* Aim
Show each line that has the string "mskcc" in it.

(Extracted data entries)

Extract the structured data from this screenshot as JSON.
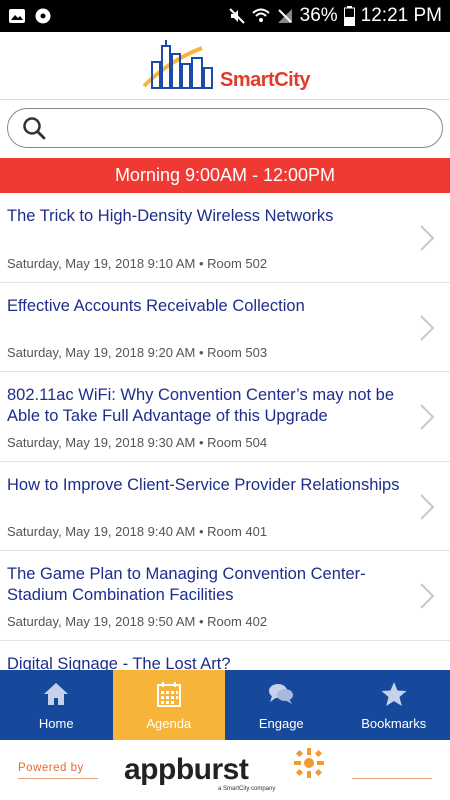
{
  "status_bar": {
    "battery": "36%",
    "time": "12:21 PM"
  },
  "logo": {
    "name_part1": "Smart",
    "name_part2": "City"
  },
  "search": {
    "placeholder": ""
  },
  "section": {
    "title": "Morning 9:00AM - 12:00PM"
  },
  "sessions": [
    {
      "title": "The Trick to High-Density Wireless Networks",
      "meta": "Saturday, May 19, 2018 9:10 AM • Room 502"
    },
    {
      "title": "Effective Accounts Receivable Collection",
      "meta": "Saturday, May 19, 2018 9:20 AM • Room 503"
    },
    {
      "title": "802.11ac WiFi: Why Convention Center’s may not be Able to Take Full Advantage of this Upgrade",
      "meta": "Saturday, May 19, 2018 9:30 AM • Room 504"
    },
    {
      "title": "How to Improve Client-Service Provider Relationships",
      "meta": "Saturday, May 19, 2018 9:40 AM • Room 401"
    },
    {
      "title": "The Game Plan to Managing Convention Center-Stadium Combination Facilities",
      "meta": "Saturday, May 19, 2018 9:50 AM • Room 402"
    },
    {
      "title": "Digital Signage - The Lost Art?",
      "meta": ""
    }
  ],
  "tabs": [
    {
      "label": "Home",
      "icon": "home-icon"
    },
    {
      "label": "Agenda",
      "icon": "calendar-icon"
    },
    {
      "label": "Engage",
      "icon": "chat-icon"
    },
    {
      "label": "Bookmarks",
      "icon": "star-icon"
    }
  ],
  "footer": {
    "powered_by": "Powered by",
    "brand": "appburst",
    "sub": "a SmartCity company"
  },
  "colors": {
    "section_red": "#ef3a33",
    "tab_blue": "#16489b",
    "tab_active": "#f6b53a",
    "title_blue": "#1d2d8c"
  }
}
--
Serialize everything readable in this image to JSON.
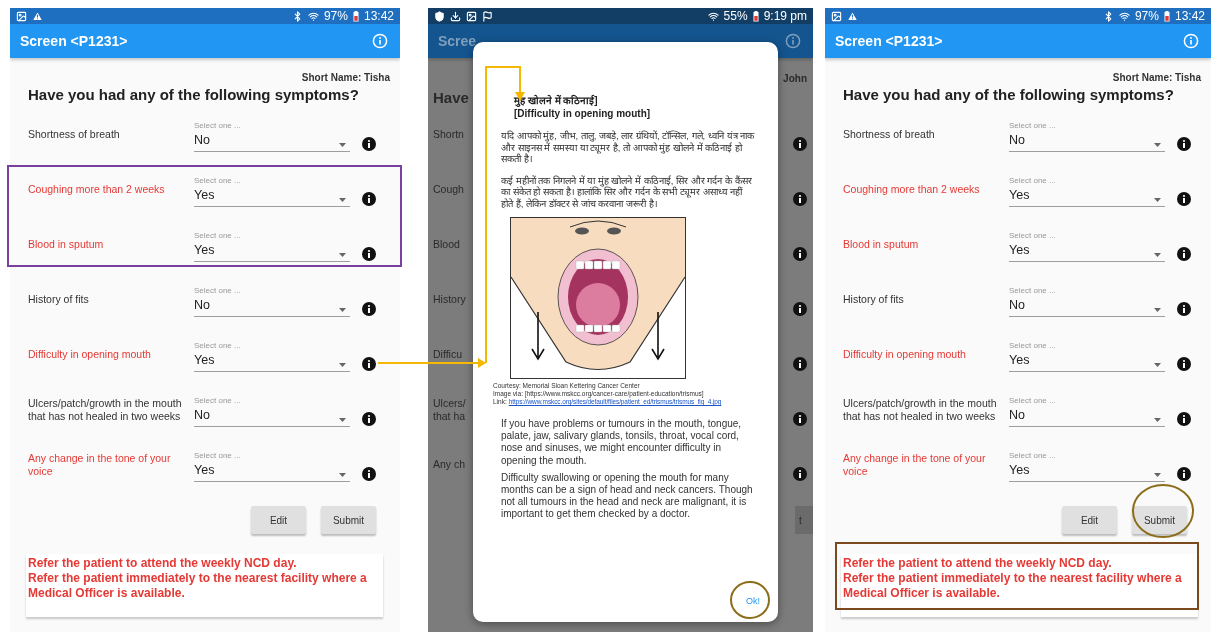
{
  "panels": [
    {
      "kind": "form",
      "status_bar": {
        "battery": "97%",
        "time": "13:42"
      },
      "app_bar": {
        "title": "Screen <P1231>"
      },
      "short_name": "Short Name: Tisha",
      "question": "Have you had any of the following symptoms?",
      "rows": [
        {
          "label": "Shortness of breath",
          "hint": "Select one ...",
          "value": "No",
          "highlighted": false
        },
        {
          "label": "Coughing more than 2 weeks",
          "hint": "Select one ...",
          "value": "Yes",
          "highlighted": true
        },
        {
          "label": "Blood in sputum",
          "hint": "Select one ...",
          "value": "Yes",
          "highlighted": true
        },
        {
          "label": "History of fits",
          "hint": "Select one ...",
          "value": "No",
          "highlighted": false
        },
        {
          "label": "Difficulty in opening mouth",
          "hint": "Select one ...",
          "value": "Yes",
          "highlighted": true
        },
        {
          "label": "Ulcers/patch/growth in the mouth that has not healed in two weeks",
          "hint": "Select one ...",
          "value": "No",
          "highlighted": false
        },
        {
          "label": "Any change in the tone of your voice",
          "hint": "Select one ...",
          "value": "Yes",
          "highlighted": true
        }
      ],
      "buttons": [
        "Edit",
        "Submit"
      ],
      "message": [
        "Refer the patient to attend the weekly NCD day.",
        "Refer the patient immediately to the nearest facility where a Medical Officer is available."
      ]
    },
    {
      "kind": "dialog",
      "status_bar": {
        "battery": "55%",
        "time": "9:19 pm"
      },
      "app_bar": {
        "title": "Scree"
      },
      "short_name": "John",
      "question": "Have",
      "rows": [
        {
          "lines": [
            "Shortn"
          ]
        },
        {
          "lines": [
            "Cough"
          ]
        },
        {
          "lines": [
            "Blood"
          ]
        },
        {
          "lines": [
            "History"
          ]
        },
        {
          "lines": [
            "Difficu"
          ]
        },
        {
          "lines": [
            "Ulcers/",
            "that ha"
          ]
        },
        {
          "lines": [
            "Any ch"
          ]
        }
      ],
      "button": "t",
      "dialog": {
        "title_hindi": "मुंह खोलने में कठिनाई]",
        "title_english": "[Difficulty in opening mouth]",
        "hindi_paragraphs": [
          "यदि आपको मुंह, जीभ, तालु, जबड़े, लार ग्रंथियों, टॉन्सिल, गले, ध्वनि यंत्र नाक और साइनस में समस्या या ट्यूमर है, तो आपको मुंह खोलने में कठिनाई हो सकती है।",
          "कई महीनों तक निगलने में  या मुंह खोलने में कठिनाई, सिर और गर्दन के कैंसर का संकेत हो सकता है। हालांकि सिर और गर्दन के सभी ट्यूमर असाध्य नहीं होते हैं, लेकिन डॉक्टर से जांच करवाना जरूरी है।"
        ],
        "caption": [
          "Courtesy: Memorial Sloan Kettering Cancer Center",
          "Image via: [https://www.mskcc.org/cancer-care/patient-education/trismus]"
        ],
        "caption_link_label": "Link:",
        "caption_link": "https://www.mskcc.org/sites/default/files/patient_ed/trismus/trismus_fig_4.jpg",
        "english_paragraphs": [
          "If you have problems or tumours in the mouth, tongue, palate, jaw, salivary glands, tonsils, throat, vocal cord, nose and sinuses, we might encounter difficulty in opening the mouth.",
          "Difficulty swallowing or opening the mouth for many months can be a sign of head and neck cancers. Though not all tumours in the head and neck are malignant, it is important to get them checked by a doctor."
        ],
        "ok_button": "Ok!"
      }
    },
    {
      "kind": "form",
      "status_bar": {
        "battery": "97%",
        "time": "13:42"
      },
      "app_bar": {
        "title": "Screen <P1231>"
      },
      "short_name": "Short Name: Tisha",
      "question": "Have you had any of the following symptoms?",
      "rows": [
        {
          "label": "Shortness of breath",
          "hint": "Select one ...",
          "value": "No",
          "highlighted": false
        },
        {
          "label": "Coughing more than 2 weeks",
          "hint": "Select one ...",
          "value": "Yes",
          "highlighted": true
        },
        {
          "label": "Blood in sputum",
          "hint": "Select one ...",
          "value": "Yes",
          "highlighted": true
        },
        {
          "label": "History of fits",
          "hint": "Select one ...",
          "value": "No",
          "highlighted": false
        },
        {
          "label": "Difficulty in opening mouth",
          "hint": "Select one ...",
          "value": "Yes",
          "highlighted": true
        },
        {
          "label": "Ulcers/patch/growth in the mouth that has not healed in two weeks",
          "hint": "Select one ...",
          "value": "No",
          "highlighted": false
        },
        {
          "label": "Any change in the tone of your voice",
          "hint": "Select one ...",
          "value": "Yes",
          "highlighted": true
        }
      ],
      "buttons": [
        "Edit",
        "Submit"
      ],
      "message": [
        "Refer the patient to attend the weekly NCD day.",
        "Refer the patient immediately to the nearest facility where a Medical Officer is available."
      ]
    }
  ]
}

* Completed task
          "Image via: [https://www.mskcc.org/cancer-care/patient-education/trismus]"
        "caption_link": "https://www.mskcc.org/sites/default/files/patient_ed/trismus/trismus_fig_4.jpg",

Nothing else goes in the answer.